● **Short exercise**
Can all of these lines be returned exactly?

===============

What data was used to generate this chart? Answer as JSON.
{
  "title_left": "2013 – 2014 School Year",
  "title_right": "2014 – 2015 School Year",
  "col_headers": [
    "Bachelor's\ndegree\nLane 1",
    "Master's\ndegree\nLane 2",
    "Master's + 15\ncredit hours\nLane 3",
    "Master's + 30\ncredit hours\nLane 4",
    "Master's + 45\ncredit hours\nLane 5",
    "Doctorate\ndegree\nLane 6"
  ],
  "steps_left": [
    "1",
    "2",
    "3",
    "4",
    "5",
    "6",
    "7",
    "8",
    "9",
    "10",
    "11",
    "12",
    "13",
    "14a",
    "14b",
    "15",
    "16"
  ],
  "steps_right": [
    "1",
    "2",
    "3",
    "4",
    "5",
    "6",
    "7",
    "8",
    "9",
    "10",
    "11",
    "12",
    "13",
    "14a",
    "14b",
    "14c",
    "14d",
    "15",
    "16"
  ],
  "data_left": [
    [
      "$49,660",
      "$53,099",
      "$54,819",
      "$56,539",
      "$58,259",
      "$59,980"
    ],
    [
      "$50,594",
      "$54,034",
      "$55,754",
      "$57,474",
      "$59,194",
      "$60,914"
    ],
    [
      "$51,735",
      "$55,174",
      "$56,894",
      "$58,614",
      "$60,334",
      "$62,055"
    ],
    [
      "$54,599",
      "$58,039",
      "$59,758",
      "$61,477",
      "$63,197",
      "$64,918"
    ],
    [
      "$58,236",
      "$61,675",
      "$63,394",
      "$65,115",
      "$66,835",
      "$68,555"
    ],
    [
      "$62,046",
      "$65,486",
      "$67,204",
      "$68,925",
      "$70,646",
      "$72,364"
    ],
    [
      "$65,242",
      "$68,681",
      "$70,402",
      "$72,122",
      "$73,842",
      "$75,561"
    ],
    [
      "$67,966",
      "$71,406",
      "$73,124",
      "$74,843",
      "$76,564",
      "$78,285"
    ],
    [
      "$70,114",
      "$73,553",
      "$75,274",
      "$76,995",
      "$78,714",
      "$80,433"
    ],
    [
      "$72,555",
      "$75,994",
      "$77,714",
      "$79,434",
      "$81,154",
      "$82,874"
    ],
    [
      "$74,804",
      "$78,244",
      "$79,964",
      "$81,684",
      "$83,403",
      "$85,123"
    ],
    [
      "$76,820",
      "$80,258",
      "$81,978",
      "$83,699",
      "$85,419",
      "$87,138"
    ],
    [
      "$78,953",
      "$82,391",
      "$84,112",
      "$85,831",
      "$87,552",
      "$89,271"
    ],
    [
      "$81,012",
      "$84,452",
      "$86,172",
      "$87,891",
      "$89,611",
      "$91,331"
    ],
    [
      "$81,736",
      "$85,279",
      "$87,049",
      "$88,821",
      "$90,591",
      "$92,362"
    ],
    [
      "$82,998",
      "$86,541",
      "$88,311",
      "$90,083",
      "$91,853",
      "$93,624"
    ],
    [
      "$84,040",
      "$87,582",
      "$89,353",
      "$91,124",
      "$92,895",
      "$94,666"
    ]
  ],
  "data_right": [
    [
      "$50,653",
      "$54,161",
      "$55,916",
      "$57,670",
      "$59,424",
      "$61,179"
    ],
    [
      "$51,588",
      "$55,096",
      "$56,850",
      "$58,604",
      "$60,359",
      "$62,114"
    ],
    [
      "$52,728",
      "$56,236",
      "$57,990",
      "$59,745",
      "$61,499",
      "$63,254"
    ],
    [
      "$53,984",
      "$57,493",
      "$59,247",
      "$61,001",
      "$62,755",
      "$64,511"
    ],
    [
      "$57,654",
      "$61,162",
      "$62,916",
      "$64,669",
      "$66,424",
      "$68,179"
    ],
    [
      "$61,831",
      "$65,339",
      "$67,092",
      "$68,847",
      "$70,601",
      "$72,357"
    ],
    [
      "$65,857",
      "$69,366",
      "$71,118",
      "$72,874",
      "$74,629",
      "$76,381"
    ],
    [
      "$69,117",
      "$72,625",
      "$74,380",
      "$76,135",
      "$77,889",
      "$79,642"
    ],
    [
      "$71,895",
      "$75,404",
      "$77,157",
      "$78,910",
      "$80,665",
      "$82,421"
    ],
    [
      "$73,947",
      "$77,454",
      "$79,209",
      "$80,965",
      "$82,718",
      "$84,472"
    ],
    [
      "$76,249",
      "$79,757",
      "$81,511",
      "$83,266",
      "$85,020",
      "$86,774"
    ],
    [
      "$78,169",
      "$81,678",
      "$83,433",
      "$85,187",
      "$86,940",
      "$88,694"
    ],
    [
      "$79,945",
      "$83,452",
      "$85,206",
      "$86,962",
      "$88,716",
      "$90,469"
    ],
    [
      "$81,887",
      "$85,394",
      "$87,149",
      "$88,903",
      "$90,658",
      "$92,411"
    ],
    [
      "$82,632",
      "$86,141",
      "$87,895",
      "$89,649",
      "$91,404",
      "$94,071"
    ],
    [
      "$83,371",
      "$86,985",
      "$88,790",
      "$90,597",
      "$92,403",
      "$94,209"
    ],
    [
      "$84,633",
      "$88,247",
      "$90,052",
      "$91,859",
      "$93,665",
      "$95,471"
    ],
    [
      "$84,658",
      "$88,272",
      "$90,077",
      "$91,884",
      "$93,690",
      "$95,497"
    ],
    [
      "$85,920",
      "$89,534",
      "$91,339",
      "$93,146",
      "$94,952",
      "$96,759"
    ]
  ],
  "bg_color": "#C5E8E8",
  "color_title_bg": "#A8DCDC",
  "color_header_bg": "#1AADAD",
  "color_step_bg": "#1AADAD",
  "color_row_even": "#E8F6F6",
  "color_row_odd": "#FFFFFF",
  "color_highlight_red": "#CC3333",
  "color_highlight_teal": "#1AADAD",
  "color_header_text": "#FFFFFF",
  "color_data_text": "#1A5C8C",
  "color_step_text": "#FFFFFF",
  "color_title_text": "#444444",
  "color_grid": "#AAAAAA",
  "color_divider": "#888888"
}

===============

● **Correct output**
What data was used to generate this chart? Answer as JSON.
{
  "title_left": "2013 – 2014 School Year",
  "title_right": "2014 – 2015 School Year",
  "col_headers": [
    "Bachelor's\ndegree\nLane 1",
    "Master's\ndegree\nLane 2",
    "Master's + 15\ncredit hours\nLane 3",
    "Master's + 30\ncredit hours\nLane 4",
    "Master's + 45\ncredit hours\nLane 5",
    "Doctorate\ndegree\nLane 6"
  ],
  "steps_left": [
    "1",
    "2",
    "3",
    "4",
    "5",
    "6",
    "7",
    "8",
    "9",
    "10",
    "11",
    "12",
    "13",
    "14a",
    "14b",
    "15",
    "16"
  ],
  "steps_right": [
    "1",
    "2",
    "3",
    "4",
    "5",
    "6",
    "7",
    "8",
    "9",
    "10",
    "11",
    "12",
    "13",
    "14a",
    "14b",
    "14c",
    "14d",
    "15",
    "16"
  ],
  "data_left": [
    [
      "$49,660",
      "$53,099",
      "$54,819",
      "$56,539",
      "$58,259",
      "$59,980"
    ],
    [
      "$50,594",
      "$54,034",
      "$55,754",
      "$57,474",
      "$59,194",
      "$60,914"
    ],
    [
      "$51,735",
      "$55,174",
      "$56,894",
      "$58,614",
      "$60,334",
      "$62,055"
    ],
    [
      "$54,599",
      "$58,039",
      "$59,758",
      "$61,477",
      "$63,197",
      "$64,918"
    ],
    [
      "$58,236",
      "$61,675",
      "$63,394",
      "$65,115",
      "$66,835",
      "$68,555"
    ],
    [
      "$62,046",
      "$65,486",
      "$67,204",
      "$68,925",
      "$70,646",
      "$72,364"
    ],
    [
      "$65,242",
      "$68,681",
      "$70,402",
      "$72,122",
      "$73,842",
      "$75,561"
    ],
    [
      "$67,966",
      "$71,406",
      "$73,124",
      "$74,843",
      "$76,564",
      "$78,285"
    ],
    [
      "$70,114",
      "$73,553",
      "$75,274",
      "$76,995",
      "$78,714",
      "$80,433"
    ],
    [
      "$72,555",
      "$75,994",
      "$77,714",
      "$79,434",
      "$81,154",
      "$82,874"
    ],
    [
      "$74,804",
      "$78,244",
      "$79,964",
      "$81,684",
      "$83,403",
      "$85,123"
    ],
    [
      "$76,820",
      "$80,258",
      "$81,978",
      "$83,699",
      "$85,419",
      "$87,138"
    ],
    [
      "$78,953",
      "$82,391",
      "$84,112",
      "$85,831",
      "$87,552",
      "$89,271"
    ],
    [
      "$81,012",
      "$84,452",
      "$86,172",
      "$87,891",
      "$89,611",
      "$91,331"
    ],
    [
      "$81,736",
      "$85,279",
      "$87,049",
      "$88,821",
      "$90,591",
      "$92,362"
    ],
    [
      "$82,998",
      "$86,541",
      "$88,311",
      "$90,083",
      "$91,853",
      "$93,624"
    ],
    [
      "$84,040",
      "$87,582",
      "$89,353",
      "$91,124",
      "$92,895",
      "$94,666"
    ]
  ],
  "data_right": [
    [
      "$50,653",
      "$54,161",
      "$55,916",
      "$57,670",
      "$59,424",
      "$61,179"
    ],
    [
      "$51,588",
      "$55,096",
      "$56,850",
      "$58,604",
      "$60,359",
      "$62,114"
    ],
    [
      "$52,728",
      "$56,236",
      "$57,990",
      "$59,745",
      "$61,499",
      "$63,254"
    ],
    [
      "$53,984",
      "$57,493",
      "$59,247",
      "$61,001",
      "$62,755",
      "$64,511"
    ],
    [
      "$57,654",
      "$61,162",
      "$62,916",
      "$64,669",
      "$66,424",
      "$68,179"
    ],
    [
      "$61,831",
      "$65,339",
      "$67,092",
      "$68,847",
      "$70,601",
      "$72,357"
    ],
    [
      "$65,857",
      "$69,366",
      "$71,118",
      "$72,874",
      "$74,629",
      "$76,381"
    ],
    [
      "$69,117",
      "$72,625",
      "$74,380",
      "$76,135",
      "$77,889",
      "$79,642"
    ],
    [
      "$71,895",
      "$75,404",
      "$77,157",
      "$78,910",
      "$80,665",
      "$82,421"
    ],
    [
      "$73,947",
      "$77,454",
      "$79,209",
      "$80,965",
      "$82,718",
      "$84,472"
    ],
    [
      "$76,249",
      "$79,757",
      "$81,511",
      "$83,266",
      "$85,020",
      "$86,774"
    ],
    [
      "$78,169",
      "$81,678",
      "$83,433",
      "$85,187",
      "$86,940",
      "$88,694"
    ],
    [
      "$79,945",
      "$83,452",
      "$85,206",
      "$86,962",
      "$88,716",
      "$90,469"
    ],
    [
      "$81,887",
      "$85,394",
      "$87,149",
      "$88,903",
      "$90,658",
      "$92,411"
    ],
    [
      "$82,632",
      "$86,141",
      "$87,895",
      "$89,649",
      "$91,404",
      "$94,071"
    ],
    [
      "$83,371",
      "$86,985",
      "$88,790",
      "$90,597",
      "$92,403",
      "$94,209"
    ],
    [
      "$84,633",
      "$88,247",
      "$90,052",
      "$91,859",
      "$93,665",
      "$95,471"
    ],
    [
      "$84,658",
      "$88,272",
      "$90,077",
      "$91,884",
      "$93,690",
      "$95,497"
    ],
    [
      "$85,920",
      "$89,534",
      "$91,339",
      "$93,146",
      "$94,952",
      "$96,759"
    ]
  ],
  "bg_color": "#C5E8E8",
  "color_title_bg": "#A8DCDC",
  "color_header_bg": "#1AADAD",
  "color_step_bg": "#1AADAD",
  "color_row_even": "#E8F6F6",
  "color_row_odd": "#FFFFFF",
  "color_highlight_red": "#CC3333",
  "color_highlight_teal": "#1AADAD",
  "color_header_text": "#FFFFFF",
  "color_data_text": "#1A5C8C",
  "color_step_text": "#FFFFFF",
  "color_title_text": "#444444",
  "color_grid": "#AAAAAA",
  "color_divider": "#888888"
}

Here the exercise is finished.